◆ **PROBLEM TO WORK ON**
Tally up how many lines in the listing below contain the string "Size", and give only the total.
** Begin GIVEN DATA **
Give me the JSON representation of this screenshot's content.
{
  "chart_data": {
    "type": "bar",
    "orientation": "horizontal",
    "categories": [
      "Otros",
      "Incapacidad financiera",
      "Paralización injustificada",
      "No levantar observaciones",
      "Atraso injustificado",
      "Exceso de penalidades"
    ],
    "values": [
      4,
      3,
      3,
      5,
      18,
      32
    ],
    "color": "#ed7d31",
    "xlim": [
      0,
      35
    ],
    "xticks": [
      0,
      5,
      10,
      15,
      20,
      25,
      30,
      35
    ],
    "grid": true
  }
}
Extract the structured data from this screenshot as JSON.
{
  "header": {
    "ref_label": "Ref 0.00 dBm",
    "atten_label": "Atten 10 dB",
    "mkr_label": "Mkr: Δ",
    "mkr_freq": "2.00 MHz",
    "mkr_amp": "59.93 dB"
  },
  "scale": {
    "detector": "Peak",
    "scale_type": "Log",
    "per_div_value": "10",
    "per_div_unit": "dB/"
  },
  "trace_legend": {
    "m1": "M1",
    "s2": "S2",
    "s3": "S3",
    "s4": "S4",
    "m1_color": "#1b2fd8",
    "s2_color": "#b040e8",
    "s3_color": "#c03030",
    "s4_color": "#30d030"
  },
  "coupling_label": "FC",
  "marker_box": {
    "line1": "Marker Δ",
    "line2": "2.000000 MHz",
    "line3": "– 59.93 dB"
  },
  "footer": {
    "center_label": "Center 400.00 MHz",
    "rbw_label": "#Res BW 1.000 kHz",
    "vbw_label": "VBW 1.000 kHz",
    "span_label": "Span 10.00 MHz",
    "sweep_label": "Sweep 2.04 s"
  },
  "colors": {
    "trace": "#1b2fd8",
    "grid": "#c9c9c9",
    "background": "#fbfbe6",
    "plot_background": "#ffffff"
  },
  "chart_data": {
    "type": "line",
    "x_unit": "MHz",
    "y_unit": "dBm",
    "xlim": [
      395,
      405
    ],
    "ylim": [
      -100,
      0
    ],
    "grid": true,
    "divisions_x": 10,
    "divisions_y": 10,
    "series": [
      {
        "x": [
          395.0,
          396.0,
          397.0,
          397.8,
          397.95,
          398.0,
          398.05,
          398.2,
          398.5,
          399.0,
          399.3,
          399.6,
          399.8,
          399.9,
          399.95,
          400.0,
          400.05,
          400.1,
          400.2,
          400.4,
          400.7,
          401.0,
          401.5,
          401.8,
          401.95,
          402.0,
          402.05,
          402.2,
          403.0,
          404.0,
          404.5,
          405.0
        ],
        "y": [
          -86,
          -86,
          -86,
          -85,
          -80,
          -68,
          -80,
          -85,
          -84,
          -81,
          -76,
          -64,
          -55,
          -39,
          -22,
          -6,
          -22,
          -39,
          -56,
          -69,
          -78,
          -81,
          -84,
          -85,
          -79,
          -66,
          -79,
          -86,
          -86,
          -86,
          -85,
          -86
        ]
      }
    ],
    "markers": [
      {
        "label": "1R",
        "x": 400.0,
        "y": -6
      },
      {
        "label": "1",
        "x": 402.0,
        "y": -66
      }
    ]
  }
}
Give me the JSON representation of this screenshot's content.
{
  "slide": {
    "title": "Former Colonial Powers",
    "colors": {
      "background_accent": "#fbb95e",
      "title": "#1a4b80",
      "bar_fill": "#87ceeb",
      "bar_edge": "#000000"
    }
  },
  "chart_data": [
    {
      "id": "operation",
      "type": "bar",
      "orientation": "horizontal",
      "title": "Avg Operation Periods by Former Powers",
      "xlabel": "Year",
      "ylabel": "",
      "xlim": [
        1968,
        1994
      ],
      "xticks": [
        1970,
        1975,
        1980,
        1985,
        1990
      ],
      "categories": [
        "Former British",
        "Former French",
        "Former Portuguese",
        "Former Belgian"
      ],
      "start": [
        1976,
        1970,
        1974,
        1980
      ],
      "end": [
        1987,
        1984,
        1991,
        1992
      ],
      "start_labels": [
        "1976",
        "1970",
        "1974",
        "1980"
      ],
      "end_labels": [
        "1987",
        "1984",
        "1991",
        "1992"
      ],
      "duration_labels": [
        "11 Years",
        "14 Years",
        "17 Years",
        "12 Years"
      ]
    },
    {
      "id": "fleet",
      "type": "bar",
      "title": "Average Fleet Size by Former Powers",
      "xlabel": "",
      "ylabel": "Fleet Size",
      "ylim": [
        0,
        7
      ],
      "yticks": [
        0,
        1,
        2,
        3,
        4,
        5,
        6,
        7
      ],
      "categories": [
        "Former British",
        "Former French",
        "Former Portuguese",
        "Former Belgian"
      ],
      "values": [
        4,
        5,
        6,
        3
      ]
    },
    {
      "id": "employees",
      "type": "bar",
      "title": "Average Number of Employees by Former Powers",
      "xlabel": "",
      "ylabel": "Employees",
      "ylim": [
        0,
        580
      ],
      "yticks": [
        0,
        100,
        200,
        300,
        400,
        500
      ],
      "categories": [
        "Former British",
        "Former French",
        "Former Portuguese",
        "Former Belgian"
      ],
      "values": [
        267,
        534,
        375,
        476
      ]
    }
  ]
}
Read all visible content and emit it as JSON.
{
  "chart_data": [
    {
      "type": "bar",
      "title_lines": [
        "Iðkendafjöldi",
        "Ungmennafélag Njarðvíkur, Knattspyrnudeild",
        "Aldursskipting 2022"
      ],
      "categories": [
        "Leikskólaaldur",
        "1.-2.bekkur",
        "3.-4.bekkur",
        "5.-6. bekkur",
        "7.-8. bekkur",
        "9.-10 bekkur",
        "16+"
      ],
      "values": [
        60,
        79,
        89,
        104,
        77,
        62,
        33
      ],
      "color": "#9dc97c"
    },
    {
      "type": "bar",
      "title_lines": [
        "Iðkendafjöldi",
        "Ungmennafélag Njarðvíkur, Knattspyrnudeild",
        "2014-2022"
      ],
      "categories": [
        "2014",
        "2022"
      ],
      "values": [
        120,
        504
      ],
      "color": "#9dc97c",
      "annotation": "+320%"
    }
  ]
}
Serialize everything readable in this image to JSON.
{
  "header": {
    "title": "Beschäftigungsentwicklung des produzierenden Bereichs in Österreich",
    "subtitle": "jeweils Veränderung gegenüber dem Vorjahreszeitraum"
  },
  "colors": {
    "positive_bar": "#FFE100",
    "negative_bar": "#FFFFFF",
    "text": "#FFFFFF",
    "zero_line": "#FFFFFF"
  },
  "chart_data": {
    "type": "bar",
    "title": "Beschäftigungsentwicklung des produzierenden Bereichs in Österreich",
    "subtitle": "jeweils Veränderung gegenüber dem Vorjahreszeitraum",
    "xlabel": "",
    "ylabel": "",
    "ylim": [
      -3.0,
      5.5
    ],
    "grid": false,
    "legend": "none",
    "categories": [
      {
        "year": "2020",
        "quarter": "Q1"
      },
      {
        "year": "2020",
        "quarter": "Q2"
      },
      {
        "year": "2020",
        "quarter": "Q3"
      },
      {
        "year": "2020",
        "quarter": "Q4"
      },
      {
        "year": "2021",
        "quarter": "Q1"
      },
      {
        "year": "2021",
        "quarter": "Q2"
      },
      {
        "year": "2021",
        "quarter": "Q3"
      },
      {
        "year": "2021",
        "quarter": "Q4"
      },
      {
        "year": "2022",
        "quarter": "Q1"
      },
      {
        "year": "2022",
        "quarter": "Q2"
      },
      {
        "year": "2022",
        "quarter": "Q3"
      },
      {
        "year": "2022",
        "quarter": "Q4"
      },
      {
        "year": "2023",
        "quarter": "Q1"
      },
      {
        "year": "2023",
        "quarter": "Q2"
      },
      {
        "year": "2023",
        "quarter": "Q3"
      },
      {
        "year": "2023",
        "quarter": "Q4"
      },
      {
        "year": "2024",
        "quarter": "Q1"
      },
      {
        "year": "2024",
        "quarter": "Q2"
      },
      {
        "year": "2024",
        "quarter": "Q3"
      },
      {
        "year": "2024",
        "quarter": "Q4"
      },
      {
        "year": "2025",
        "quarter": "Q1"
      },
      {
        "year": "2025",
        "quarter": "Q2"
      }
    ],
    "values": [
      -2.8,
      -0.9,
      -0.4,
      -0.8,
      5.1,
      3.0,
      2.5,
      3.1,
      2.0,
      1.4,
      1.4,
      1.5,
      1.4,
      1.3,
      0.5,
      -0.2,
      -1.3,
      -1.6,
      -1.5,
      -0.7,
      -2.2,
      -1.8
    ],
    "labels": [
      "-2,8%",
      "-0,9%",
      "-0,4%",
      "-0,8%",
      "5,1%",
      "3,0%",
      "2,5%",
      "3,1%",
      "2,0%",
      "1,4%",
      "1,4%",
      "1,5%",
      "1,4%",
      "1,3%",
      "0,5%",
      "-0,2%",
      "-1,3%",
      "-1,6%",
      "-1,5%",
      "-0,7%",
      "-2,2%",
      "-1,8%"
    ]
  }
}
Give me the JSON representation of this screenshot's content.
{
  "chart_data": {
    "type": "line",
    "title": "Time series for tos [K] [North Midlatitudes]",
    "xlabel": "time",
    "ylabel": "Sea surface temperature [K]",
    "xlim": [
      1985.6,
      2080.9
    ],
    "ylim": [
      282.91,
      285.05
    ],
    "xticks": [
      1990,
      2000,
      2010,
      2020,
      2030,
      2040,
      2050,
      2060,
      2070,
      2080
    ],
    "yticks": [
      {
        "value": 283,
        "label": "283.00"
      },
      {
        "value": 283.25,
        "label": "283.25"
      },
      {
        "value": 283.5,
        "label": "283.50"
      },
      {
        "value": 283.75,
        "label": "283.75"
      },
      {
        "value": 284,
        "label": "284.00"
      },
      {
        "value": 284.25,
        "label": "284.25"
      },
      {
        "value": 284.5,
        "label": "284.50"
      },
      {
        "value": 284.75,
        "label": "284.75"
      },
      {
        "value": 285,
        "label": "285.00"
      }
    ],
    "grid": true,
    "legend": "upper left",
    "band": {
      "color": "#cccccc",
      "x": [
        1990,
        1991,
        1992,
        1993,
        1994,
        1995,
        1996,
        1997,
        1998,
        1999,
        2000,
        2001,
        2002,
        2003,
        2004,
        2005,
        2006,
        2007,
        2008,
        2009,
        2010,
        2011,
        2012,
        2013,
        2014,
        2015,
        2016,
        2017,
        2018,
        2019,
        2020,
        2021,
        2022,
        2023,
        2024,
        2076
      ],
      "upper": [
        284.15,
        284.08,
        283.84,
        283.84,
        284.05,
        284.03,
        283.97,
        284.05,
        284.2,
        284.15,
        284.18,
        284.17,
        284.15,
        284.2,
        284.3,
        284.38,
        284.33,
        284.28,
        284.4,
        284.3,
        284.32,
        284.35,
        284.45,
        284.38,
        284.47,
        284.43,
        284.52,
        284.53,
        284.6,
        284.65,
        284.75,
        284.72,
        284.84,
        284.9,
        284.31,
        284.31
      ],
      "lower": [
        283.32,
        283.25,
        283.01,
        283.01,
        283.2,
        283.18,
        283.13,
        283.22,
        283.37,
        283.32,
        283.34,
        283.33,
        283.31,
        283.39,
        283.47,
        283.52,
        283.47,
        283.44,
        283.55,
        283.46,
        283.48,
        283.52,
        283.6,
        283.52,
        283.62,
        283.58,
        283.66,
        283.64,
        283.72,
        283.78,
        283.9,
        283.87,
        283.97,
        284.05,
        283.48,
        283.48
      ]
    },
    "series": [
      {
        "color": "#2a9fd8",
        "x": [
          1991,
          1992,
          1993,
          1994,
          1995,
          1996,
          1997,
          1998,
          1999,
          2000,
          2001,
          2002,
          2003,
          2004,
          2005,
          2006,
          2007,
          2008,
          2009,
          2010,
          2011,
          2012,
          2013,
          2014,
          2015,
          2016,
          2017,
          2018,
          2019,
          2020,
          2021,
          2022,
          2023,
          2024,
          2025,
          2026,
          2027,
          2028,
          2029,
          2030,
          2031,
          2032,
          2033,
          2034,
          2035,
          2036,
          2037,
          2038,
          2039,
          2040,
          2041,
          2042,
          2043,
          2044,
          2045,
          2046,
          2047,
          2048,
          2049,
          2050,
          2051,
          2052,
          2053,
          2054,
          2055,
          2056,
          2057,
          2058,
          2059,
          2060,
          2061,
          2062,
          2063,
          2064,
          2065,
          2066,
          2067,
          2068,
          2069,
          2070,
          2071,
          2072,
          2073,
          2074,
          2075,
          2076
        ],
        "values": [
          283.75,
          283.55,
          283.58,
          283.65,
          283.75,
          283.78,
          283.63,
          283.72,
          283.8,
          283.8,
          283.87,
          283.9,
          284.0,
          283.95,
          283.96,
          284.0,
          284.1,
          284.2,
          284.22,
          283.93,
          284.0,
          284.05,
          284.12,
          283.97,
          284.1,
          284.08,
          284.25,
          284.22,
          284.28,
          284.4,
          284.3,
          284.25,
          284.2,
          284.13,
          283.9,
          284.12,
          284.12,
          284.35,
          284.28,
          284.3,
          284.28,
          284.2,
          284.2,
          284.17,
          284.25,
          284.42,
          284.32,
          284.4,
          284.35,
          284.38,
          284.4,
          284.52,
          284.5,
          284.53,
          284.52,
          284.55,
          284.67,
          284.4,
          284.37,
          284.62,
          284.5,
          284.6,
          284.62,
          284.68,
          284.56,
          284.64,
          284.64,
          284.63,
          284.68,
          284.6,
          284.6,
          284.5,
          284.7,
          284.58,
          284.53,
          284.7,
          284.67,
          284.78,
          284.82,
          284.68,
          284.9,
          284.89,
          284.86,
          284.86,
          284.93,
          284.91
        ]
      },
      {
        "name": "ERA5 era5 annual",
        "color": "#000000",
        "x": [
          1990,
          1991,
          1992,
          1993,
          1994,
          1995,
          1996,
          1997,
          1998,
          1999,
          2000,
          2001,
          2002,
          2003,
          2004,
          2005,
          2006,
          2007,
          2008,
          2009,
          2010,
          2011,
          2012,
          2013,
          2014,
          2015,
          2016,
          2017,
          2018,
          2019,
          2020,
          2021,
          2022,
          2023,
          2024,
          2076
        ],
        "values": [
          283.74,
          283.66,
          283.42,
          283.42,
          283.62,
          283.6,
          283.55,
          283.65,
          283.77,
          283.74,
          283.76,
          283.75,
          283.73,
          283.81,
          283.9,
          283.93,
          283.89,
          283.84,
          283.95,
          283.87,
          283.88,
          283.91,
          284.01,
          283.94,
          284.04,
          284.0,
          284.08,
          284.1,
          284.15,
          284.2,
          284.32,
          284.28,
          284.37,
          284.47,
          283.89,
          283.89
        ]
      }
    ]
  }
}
** End GIVEN DATA **
◆ **RESULT OF THIS EXERCISE**
2